* Work to be completed
Report only how many lines hold the word "screenshot".

Items from a data source:
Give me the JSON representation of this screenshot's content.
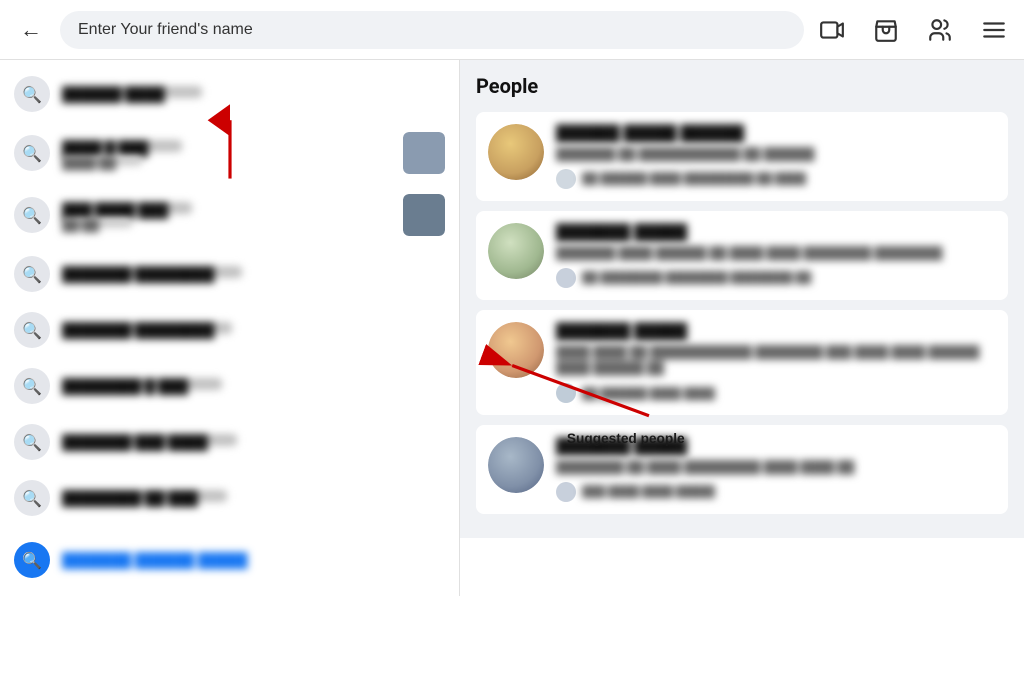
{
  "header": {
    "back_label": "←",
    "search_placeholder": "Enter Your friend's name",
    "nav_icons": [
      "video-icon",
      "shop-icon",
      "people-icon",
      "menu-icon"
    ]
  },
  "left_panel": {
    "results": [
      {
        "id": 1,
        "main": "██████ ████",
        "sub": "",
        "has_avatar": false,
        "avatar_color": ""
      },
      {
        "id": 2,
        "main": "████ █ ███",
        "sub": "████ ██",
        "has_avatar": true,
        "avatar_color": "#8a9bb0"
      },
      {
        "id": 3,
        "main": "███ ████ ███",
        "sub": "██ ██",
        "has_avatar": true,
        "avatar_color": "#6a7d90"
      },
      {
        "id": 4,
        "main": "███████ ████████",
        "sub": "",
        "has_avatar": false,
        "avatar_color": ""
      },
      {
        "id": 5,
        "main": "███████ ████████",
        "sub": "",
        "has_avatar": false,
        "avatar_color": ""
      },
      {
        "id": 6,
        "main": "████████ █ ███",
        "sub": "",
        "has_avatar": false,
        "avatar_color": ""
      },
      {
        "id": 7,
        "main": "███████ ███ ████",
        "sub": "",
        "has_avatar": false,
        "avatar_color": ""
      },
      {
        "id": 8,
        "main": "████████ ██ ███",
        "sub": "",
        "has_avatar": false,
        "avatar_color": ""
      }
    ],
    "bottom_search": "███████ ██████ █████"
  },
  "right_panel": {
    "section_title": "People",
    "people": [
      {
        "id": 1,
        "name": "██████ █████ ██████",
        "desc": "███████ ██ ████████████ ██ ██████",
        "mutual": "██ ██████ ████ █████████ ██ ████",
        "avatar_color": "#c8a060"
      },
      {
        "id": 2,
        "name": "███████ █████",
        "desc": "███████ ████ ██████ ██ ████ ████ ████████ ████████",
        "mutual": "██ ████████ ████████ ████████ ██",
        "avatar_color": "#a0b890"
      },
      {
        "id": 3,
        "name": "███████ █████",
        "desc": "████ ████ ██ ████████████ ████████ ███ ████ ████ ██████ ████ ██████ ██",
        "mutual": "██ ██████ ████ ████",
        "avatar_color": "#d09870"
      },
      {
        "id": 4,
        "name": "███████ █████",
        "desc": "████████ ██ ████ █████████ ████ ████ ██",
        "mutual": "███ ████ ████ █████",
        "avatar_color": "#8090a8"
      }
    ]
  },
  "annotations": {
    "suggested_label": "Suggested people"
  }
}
==
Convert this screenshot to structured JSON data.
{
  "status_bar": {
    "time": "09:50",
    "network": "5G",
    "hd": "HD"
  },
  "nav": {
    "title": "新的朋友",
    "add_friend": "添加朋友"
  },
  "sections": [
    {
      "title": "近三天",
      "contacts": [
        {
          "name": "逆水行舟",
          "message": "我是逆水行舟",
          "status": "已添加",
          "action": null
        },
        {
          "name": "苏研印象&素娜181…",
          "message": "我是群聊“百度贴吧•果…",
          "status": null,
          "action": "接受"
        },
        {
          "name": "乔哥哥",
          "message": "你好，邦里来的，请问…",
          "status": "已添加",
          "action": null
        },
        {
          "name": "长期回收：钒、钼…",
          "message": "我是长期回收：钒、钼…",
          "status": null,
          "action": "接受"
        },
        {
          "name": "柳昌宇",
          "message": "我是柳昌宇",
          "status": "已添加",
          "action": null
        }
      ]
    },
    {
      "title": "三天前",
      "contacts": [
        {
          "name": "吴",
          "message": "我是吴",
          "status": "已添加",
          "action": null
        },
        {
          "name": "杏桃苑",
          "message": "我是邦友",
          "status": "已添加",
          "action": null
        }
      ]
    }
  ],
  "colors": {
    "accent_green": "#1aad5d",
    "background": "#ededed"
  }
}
* * *
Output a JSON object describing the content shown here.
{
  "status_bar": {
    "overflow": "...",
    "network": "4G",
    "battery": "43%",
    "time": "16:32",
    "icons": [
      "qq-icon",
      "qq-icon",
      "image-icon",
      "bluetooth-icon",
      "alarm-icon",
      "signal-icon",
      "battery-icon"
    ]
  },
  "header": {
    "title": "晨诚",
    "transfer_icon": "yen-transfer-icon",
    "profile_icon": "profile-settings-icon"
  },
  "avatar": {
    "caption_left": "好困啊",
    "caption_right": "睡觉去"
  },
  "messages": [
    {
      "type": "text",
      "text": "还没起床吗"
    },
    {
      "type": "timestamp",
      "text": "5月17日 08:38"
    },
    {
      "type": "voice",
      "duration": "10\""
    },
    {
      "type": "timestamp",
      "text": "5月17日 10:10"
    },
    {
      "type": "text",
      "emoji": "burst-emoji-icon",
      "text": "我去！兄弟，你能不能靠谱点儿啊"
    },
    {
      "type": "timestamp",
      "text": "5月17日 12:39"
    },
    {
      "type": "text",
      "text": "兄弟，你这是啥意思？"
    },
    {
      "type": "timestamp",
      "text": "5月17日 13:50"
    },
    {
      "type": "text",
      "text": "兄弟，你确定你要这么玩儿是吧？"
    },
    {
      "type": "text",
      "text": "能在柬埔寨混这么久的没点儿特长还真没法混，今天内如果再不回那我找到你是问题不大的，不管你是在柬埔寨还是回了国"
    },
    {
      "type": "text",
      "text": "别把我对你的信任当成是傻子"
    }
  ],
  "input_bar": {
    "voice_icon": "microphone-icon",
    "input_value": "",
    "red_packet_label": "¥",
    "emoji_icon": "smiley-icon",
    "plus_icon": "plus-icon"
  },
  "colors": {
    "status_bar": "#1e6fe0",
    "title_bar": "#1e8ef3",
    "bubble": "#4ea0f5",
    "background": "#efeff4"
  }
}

* Final result
2